### Listed entries

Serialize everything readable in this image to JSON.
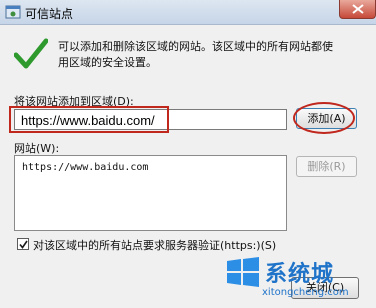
{
  "window": {
    "title": "可信站点"
  },
  "info": {
    "line1": "可以添加和删除该区域的网站。该区域中的所有网站都使",
    "line2": "用区域的安全设置。"
  },
  "add_section": {
    "label": "将该网站添加到区域(D):",
    "input_value": "https://www.baidu.com/",
    "add_button": "添加(A)"
  },
  "sites_section": {
    "label": "网站(W):",
    "sites": [
      "https://www.baidu.com"
    ],
    "remove_button": "删除(R)"
  },
  "https_check": {
    "label": "对该区域中的所有站点要求服务器验证(https:)(S)",
    "checked": true
  },
  "footer": {
    "close_button": "关闭(C)"
  },
  "watermark": {
    "brand": "系统城",
    "url": "xitongcheng.com"
  },
  "colors": {
    "accent_red": "#c0281e",
    "watermark_blue": "#1f73c9",
    "check_green": "#2e9a2e"
  }
}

### Instruction
Scan the records above for the string "label", then report every line that contains it.

### Solution for this problem
    "label": "将该网站添加到区域(D):",
    "label": "网站(W):",
    "label": "对该区域中的所有站点要求服务器验证(https:)(S)",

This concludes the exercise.